AIM OF THE TASK:
Return every record exactly as written.

DATA FOR THIS EXERCISE:
= = = =

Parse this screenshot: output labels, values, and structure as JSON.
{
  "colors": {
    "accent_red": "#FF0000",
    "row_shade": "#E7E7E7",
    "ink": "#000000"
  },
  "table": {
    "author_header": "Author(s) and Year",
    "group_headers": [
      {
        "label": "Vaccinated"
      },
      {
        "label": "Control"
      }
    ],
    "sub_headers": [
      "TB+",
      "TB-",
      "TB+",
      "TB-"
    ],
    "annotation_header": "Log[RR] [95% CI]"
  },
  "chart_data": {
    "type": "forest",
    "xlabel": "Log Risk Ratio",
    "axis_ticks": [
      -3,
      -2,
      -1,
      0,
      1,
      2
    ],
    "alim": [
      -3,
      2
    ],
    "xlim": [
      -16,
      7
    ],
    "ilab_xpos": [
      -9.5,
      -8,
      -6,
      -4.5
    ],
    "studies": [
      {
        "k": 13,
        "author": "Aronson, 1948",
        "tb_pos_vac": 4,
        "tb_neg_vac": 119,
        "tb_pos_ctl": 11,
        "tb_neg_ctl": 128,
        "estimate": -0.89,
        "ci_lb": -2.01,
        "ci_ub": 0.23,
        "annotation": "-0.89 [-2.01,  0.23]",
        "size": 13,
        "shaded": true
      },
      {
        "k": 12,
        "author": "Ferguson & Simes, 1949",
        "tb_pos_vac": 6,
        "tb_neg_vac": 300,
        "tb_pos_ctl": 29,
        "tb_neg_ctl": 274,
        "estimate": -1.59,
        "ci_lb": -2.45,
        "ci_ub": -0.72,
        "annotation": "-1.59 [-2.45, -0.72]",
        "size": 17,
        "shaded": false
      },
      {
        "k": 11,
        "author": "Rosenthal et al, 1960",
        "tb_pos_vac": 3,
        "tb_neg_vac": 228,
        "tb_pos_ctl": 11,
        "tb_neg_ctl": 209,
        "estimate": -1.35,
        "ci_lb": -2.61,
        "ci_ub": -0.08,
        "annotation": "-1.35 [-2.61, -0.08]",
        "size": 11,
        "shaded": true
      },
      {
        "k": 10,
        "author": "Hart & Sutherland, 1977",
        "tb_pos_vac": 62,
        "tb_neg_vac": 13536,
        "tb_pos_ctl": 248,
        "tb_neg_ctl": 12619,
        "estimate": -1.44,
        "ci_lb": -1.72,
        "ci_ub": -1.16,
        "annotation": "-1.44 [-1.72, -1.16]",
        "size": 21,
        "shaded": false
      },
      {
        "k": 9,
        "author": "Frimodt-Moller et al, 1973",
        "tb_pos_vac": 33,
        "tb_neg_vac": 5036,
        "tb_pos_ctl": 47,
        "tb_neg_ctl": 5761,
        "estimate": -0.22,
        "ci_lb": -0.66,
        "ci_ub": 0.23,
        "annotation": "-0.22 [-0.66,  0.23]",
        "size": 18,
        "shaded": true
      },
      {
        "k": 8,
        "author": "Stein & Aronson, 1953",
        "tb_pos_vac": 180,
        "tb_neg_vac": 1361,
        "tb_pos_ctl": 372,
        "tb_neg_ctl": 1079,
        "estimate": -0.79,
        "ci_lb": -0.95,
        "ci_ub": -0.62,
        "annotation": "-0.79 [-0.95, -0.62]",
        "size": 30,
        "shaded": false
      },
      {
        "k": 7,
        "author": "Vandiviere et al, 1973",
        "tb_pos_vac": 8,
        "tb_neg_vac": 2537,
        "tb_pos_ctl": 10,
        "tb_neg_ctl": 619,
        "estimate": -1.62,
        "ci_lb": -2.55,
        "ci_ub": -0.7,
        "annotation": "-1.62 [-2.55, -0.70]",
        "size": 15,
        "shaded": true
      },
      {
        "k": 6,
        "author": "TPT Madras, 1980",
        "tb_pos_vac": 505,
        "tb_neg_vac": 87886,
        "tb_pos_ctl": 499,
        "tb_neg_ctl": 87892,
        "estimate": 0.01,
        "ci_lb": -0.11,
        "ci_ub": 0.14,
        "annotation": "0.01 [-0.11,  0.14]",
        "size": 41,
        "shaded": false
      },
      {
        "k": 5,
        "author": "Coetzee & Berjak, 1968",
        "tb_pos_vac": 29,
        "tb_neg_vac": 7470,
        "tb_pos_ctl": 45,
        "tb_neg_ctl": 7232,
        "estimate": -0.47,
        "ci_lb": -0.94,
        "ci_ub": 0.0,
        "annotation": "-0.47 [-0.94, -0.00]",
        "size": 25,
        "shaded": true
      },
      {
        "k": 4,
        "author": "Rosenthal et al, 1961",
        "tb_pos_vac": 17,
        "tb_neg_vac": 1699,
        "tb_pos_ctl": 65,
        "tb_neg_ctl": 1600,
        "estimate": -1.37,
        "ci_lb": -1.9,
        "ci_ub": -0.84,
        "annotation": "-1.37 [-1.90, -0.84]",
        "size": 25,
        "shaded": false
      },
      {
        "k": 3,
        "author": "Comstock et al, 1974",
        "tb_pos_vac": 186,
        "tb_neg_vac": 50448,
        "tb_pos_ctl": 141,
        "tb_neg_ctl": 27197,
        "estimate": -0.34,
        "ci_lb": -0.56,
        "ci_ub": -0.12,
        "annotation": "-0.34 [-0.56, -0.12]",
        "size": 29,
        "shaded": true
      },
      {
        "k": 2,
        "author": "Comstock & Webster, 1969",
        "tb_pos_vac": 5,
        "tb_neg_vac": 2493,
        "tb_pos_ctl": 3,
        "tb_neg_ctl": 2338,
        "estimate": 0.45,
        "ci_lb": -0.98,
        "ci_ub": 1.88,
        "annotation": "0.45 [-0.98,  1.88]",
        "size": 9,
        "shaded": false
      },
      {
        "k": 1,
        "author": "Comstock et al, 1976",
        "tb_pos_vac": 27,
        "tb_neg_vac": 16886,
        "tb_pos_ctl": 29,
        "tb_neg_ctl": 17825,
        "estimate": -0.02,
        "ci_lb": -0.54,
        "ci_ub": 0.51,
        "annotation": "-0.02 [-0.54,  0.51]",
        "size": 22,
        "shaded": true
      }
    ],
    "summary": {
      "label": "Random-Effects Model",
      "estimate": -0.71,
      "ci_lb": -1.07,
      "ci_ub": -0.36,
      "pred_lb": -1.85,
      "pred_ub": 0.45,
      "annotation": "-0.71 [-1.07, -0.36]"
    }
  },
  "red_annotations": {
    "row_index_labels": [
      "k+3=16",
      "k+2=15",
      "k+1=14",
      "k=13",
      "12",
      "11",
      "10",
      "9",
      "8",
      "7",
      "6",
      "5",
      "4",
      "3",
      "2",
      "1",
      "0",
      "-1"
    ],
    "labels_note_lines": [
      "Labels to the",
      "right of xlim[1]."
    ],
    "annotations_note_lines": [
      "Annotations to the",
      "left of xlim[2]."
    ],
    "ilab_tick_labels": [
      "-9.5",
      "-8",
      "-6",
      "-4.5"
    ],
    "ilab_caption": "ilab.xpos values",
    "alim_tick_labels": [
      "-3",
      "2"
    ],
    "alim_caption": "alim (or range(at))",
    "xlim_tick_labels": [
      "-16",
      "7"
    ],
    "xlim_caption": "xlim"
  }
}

= = = =

TASK ANSWER:
Parse this screenshot: output labels, values, and structure as JSON.
{
  "colors": {
    "accent_red": "#FF0000",
    "row_shade": "#E7E7E7",
    "ink": "#000000"
  },
  "table": {
    "author_header": "Author(s) and Year",
    "group_headers": [
      {
        "label": "Vaccinated"
      },
      {
        "label": "Control"
      }
    ],
    "sub_headers": [
      "TB+",
      "TB-",
      "TB+",
      "TB-"
    ],
    "annotation_header": "Log[RR] [95% CI]"
  },
  "chart_data": {
    "type": "forest",
    "xlabel": "Log Risk Ratio",
    "axis_ticks": [
      -3,
      -2,
      -1,
      0,
      1,
      2
    ],
    "alim": [
      -3,
      2
    ],
    "xlim": [
      -16,
      7
    ],
    "ilab_xpos": [
      -9.5,
      -8,
      -6,
      -4.5
    ],
    "studies": [
      {
        "k": 13,
        "author": "Aronson, 1948",
        "tb_pos_vac": 4,
        "tb_neg_vac": 119,
        "tb_pos_ctl": 11,
        "tb_neg_ctl": 128,
        "estimate": -0.89,
        "ci_lb": -2.01,
        "ci_ub": 0.23,
        "annotation": "-0.89 [-2.01,  0.23]",
        "size": 13,
        "shaded": true
      },
      {
        "k": 12,
        "author": "Ferguson & Simes, 1949",
        "tb_pos_vac": 6,
        "tb_neg_vac": 300,
        "tb_pos_ctl": 29,
        "tb_neg_ctl": 274,
        "estimate": -1.59,
        "ci_lb": -2.45,
        "ci_ub": -0.72,
        "annotation": "-1.59 [-2.45, -0.72]",
        "size": 17,
        "shaded": false
      },
      {
        "k": 11,
        "author": "Rosenthal et al, 1960",
        "tb_pos_vac": 3,
        "tb_neg_vac": 228,
        "tb_pos_ctl": 11,
        "tb_neg_ctl": 209,
        "estimate": -1.35,
        "ci_lb": -2.61,
        "ci_ub": -0.08,
        "annotation": "-1.35 [-2.61, -0.08]",
        "size": 11,
        "shaded": true
      },
      {
        "k": 10,
        "author": "Hart & Sutherland, 1977",
        "tb_pos_vac": 62,
        "tb_neg_vac": 13536,
        "tb_pos_ctl": 248,
        "tb_neg_ctl": 12619,
        "estimate": -1.44,
        "ci_lb": -1.72,
        "ci_ub": -1.16,
        "annotation": "-1.44 [-1.72, -1.16]",
        "size": 21,
        "shaded": false
      },
      {
        "k": 9,
        "author": "Frimodt-Moller et al, 1973",
        "tb_pos_vac": 33,
        "tb_neg_vac": 5036,
        "tb_pos_ctl": 47,
        "tb_neg_ctl": 5761,
        "estimate": -0.22,
        "ci_lb": -0.66,
        "ci_ub": 0.23,
        "annotation": "-0.22 [-0.66,  0.23]",
        "size": 18,
        "shaded": true
      },
      {
        "k": 8,
        "author": "Stein & Aronson, 1953",
        "tb_pos_vac": 180,
        "tb_neg_vac": 1361,
        "tb_pos_ctl": 372,
        "tb_neg_ctl": 1079,
        "estimate": -0.79,
        "ci_lb": -0.95,
        "ci_ub": -0.62,
        "annotation": "-0.79 [-0.95, -0.62]",
        "size": 30,
        "shaded": false
      },
      {
        "k": 7,
        "author": "Vandiviere et al, 1973",
        "tb_pos_vac": 8,
        "tb_neg_vac": 2537,
        "tb_pos_ctl": 10,
        "tb_neg_ctl": 619,
        "estimate": -1.62,
        "ci_lb": -2.55,
        "ci_ub": -0.7,
        "annotation": "-1.62 [-2.55, -0.70]",
        "size": 15,
        "shaded": true
      },
      {
        "k": 6,
        "author": "TPT Madras, 1980",
        "tb_pos_vac": 505,
        "tb_neg_vac": 87886,
        "tb_pos_ctl": 499,
        "tb_neg_ctl": 87892,
        "estimate": 0.01,
        "ci_lb": -0.11,
        "ci_ub": 0.14,
        "annotation": "0.01 [-0.11,  0.14]",
        "size": 41,
        "shaded": false
      },
      {
        "k": 5,
        "author": "Coetzee & Berjak, 1968",
        "tb_pos_vac": 29,
        "tb_neg_vac": 7470,
        "tb_pos_ctl": 45,
        "tb_neg_ctl": 7232,
        "estimate": -0.47,
        "ci_lb": -0.94,
        "ci_ub": 0.0,
        "annotation": "-0.47 [-0.94, -0.00]",
        "size": 25,
        "shaded": true
      },
      {
        "k": 4,
        "author": "Rosenthal et al, 1961",
        "tb_pos_vac": 17,
        "tb_neg_vac": 1699,
        "tb_pos_ctl": 65,
        "tb_neg_ctl": 1600,
        "estimate": -1.37,
        "ci_lb": -1.9,
        "ci_ub": -0.84,
        "annotation": "-1.37 [-1.90, -0.84]",
        "size": 25,
        "shaded": false
      },
      {
        "k": 3,
        "author": "Comstock et al, 1974",
        "tb_pos_vac": 186,
        "tb_neg_vac": 50448,
        "tb_pos_ctl": 141,
        "tb_neg_ctl": 27197,
        "estimate": -0.34,
        "ci_lb": -0.56,
        "ci_ub": -0.12,
        "annotation": "-0.34 [-0.56, -0.12]",
        "size": 29,
        "shaded": true
      },
      {
        "k": 2,
        "author": "Comstock & Webster, 1969",
        "tb_pos_vac": 5,
        "tb_neg_vac": 2493,
        "tb_pos_ctl": 3,
        "tb_neg_ctl": 2338,
        "estimate": 0.45,
        "ci_lb": -0.98,
        "ci_ub": 1.88,
        "annotation": "0.45 [-0.98,  1.88]",
        "size": 9,
        "shaded": false
      },
      {
        "k": 1,
        "author": "Comstock et al, 1976",
        "tb_pos_vac": 27,
        "tb_neg_vac": 16886,
        "tb_pos_ctl": 29,
        "tb_neg_ctl": 17825,
        "estimate": -0.02,
        "ci_lb": -0.54,
        "ci_ub": 0.51,
        "annotation": "-0.02 [-0.54,  0.51]",
        "size": 22,
        "shaded": true
      }
    ],
    "summary": {
      "label": "Random-Effects Model",
      "estimate": -0.71,
      "ci_lb": -1.07,
      "ci_ub": -0.36,
      "pred_lb": -1.85,
      "pred_ub": 0.45,
      "annotation": "-0.71 [-1.07, -0.36]"
    }
  },
  "red_annotations": {
    "row_index_labels": [
      "k+3=16",
      "k+2=15",
      "k+1=14",
      "k=13",
      "12",
      "11",
      "10",
      "9",
      "8",
      "7",
      "6",
      "5",
      "4",
      "3",
      "2",
      "1",
      "0",
      "-1"
    ],
    "labels_note_lines": [
      "Labels to the",
      "right of xlim[1]."
    ],
    "annotations_note_lines": [
      "Annotations to the",
      "left of xlim[2]."
    ],
    "ilab_tick_labels": [
      "-9.5",
      "-8",
      "-6",
      "-4.5"
    ],
    "ilab_caption": "ilab.xpos values",
    "alim_tick_labels": [
      "-3",
      "2"
    ],
    "alim_caption": "alim (or range(at))",
    "xlim_tick_labels": [
      "-16",
      "7"
    ],
    "xlim_caption": "xlim"
  }
}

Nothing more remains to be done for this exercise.